Start of SOURCE RECORDS

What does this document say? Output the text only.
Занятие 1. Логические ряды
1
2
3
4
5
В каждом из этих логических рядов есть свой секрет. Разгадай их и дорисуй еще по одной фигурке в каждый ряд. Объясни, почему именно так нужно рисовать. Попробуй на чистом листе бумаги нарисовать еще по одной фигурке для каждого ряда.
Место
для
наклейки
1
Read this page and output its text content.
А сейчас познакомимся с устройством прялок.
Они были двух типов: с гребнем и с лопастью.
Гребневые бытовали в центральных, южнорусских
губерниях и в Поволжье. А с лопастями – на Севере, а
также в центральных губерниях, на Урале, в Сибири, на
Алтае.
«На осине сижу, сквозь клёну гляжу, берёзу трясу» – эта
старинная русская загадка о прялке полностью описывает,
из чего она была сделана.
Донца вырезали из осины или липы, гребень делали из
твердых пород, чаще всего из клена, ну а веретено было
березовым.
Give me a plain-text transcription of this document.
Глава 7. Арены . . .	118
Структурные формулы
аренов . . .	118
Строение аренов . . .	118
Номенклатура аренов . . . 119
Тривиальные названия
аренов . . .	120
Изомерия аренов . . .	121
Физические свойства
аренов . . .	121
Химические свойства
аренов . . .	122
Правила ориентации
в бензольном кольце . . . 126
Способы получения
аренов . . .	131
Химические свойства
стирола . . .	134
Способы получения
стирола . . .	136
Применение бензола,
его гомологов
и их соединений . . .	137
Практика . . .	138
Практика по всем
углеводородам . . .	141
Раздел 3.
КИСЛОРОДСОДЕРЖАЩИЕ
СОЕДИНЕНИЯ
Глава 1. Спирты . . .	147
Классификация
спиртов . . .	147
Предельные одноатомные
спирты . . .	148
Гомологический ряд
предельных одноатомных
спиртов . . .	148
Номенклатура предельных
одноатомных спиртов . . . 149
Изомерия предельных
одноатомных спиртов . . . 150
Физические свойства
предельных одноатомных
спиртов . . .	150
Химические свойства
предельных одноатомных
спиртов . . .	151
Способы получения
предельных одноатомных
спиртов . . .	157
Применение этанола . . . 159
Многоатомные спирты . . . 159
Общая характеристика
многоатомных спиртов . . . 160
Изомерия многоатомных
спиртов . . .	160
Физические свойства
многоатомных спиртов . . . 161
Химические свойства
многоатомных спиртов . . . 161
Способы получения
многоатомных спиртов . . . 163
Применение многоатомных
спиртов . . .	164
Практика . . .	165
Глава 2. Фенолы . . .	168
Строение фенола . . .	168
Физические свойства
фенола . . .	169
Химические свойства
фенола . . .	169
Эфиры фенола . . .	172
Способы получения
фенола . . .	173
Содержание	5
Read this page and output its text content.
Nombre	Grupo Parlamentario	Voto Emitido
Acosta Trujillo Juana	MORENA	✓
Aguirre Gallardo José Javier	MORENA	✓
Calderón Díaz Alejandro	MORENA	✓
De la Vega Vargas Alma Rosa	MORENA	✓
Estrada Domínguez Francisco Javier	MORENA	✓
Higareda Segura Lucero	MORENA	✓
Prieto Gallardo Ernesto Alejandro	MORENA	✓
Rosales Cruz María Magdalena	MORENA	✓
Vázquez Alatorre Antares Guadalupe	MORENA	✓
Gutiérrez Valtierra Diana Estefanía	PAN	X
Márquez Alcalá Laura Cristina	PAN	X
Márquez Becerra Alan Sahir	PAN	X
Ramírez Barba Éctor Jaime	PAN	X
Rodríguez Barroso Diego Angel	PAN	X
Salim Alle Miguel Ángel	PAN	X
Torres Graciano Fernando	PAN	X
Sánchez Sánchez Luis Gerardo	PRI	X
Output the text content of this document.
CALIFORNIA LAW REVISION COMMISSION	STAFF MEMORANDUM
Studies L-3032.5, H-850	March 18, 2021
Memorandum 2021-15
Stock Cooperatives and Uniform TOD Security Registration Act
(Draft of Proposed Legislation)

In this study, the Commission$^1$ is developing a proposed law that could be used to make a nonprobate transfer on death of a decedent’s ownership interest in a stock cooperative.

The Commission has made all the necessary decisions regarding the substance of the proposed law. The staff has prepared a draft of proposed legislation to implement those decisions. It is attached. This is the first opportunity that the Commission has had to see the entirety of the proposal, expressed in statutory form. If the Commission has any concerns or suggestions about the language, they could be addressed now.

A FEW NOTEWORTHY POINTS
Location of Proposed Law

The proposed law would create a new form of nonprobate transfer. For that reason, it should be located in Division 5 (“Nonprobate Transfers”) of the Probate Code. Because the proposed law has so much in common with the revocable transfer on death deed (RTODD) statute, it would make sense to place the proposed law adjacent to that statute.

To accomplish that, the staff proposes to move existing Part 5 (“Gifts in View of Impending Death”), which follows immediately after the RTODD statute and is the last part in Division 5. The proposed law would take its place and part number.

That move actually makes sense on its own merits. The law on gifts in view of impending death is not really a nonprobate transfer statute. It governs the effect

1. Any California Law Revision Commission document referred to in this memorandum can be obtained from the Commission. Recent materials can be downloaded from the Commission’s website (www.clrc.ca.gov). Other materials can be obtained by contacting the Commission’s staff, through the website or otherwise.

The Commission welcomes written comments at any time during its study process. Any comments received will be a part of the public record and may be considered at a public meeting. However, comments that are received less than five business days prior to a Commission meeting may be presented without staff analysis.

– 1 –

End of SOURCE RECORDS

### SET PROBLEM
Search the listing for the string "губерниях". Copy each line where it turns up.

### RESPONSE TO THE EXERCISE
губерниях и в Поволжье. А с лопастями – на Севере, а
также в центральных губерниях, на Урале, в Сибири, на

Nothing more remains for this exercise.